[Saved entries]
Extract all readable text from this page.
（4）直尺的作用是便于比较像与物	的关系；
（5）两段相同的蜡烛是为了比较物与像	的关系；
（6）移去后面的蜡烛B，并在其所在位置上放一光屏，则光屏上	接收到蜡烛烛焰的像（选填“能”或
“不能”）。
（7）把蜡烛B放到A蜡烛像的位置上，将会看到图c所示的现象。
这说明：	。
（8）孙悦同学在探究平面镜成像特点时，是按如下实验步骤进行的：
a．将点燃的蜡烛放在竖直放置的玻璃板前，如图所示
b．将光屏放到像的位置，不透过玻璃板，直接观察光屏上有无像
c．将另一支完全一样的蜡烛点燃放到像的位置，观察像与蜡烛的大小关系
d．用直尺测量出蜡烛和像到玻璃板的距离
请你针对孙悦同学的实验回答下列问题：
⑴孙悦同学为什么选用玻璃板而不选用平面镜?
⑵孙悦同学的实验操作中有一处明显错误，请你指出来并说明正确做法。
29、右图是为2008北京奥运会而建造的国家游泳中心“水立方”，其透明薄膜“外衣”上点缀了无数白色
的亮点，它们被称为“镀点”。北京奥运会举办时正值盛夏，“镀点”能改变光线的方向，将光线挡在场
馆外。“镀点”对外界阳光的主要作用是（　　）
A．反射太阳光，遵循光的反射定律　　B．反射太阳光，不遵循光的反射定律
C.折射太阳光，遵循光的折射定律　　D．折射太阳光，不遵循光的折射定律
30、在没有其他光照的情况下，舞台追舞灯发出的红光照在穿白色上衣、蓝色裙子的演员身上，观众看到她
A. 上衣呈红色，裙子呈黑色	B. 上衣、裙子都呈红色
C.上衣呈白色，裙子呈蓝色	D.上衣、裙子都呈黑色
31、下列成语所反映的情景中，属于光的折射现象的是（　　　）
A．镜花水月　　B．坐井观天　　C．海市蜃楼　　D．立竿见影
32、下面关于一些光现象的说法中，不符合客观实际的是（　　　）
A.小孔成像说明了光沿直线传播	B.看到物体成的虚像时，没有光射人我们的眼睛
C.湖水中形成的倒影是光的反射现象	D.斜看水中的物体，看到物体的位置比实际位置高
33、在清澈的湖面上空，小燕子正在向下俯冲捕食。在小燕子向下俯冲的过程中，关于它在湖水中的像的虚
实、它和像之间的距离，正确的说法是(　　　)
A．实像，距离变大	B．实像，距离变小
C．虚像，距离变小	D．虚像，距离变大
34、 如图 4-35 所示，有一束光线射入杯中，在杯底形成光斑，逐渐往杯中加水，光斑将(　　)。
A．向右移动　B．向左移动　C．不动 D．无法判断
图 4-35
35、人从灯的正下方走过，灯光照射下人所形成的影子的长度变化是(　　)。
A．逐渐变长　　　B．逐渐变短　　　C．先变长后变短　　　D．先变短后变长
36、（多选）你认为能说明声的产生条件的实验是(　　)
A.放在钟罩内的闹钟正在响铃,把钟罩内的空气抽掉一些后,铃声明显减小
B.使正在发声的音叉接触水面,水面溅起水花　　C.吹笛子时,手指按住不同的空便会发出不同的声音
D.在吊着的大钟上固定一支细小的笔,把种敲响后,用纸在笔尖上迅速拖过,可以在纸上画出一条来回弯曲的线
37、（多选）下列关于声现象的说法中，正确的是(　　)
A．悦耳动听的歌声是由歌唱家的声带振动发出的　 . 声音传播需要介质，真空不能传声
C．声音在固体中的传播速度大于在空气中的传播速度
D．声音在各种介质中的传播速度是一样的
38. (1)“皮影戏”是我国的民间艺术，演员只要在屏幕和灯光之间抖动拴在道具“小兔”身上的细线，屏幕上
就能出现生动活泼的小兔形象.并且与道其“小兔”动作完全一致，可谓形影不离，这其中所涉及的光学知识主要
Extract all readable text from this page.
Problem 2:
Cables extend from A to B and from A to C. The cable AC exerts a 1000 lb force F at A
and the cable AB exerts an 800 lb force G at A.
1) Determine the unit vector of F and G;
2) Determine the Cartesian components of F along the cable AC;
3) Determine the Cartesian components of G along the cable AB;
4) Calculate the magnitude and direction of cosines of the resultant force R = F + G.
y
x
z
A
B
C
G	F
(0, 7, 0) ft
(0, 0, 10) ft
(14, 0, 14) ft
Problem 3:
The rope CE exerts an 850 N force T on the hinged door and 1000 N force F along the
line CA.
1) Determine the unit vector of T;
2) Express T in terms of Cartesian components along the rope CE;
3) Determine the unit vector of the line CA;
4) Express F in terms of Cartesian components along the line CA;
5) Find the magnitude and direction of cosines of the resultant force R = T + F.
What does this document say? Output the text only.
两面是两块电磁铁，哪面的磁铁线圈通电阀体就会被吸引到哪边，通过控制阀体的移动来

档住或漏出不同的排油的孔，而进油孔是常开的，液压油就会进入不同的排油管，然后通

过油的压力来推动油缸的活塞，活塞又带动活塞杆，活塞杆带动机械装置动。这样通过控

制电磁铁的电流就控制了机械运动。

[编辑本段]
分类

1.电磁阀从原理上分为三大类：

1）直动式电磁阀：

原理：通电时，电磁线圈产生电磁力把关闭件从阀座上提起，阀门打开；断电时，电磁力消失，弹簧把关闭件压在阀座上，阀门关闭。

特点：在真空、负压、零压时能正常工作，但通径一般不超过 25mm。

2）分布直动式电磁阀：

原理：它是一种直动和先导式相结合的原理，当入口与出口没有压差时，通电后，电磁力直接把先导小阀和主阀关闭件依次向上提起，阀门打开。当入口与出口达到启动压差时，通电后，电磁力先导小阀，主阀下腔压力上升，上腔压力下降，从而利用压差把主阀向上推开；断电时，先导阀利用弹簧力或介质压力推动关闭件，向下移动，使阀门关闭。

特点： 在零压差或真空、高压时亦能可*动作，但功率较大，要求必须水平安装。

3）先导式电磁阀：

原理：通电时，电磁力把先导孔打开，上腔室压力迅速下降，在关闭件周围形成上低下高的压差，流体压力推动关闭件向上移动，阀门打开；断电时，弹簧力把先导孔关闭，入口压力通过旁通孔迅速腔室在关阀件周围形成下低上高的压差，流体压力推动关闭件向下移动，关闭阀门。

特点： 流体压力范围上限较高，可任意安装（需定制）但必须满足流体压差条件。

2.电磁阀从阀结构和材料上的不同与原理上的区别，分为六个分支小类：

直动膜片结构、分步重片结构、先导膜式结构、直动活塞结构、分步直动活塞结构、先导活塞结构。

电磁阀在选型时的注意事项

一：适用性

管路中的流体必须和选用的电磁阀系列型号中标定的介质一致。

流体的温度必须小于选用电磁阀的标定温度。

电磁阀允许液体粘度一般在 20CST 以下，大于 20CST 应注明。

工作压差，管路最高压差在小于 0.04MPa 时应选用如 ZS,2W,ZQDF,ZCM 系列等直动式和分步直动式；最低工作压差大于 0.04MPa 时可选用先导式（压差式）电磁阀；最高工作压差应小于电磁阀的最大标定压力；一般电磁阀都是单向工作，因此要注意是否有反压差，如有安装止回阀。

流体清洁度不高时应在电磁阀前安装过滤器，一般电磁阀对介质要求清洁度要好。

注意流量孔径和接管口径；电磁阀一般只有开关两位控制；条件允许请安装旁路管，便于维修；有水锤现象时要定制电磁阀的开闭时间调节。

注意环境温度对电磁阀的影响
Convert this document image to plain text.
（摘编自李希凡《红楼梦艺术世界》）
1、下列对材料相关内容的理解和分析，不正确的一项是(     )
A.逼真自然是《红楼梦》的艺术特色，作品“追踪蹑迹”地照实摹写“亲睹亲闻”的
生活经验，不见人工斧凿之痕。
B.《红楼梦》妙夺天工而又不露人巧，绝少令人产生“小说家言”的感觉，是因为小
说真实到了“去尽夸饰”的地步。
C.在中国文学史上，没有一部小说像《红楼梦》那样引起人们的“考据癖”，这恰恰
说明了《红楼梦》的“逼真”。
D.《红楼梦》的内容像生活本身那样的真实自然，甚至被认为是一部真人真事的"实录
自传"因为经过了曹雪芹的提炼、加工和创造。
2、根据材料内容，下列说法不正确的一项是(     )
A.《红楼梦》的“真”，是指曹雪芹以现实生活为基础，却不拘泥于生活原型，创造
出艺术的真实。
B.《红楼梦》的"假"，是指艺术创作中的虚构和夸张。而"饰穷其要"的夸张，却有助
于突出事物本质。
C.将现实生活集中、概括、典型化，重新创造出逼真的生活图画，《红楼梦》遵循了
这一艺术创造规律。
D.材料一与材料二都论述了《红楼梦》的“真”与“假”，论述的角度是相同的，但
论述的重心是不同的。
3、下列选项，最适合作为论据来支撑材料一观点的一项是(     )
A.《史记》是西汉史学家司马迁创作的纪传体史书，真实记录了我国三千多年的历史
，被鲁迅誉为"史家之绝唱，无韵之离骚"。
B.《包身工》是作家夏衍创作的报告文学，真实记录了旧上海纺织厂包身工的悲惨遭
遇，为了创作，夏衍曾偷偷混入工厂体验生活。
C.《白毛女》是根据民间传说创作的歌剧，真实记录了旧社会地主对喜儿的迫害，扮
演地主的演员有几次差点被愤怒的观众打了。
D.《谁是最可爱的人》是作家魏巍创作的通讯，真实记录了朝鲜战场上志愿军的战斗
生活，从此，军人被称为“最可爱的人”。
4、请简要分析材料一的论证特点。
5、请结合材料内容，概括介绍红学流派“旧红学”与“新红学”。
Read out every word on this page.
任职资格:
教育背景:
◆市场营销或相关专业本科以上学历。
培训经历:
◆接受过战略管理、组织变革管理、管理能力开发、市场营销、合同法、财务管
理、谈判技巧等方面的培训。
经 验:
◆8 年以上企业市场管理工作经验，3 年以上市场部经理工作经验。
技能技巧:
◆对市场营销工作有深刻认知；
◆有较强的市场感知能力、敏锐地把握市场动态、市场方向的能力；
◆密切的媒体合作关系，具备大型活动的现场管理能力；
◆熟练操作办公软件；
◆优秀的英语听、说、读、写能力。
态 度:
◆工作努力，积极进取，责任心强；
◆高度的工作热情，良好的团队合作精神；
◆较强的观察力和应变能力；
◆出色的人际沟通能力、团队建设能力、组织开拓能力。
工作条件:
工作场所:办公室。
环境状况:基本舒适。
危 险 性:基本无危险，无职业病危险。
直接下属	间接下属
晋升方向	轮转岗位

#### Task requirements:
Copy every line from the records above that contains the word "阀门打开".

#### Solution below:
原理：通电时，电磁线圈产生电磁力把关闭件从阀座上提起，阀门打开；断电时，电磁力消失，弹簧把关闭件压在阀座上，阀门关闭。
原理：它是一种直动和先导式相结合的原理，当入口与出口没有压差时，通电后，电磁力直接把先导小阀和主阀关闭件依次向上提起，阀门打开。当入口与出口达到启动压差时，通电后，电磁力先导小阀，主阀下腔压力上升，上腔压力下降，从而利用压差把主阀向上推开；断电时，先导阀利用弹簧力或介质压力推动关闭件，向下移动，使阀门关闭。
原理：通电时，电磁力把先导孔打开，上腔室压力迅速下降，在关闭件周围形成上低下高的压差，流体压力推动关闭件向上移动，阀门打开；断电时，弹簧力把先导孔关闭，入口压力通过旁通孔迅速腔室在关阀件周围形成下低上高的压差，流体压力推动关闭件向下移动，关闭阀门。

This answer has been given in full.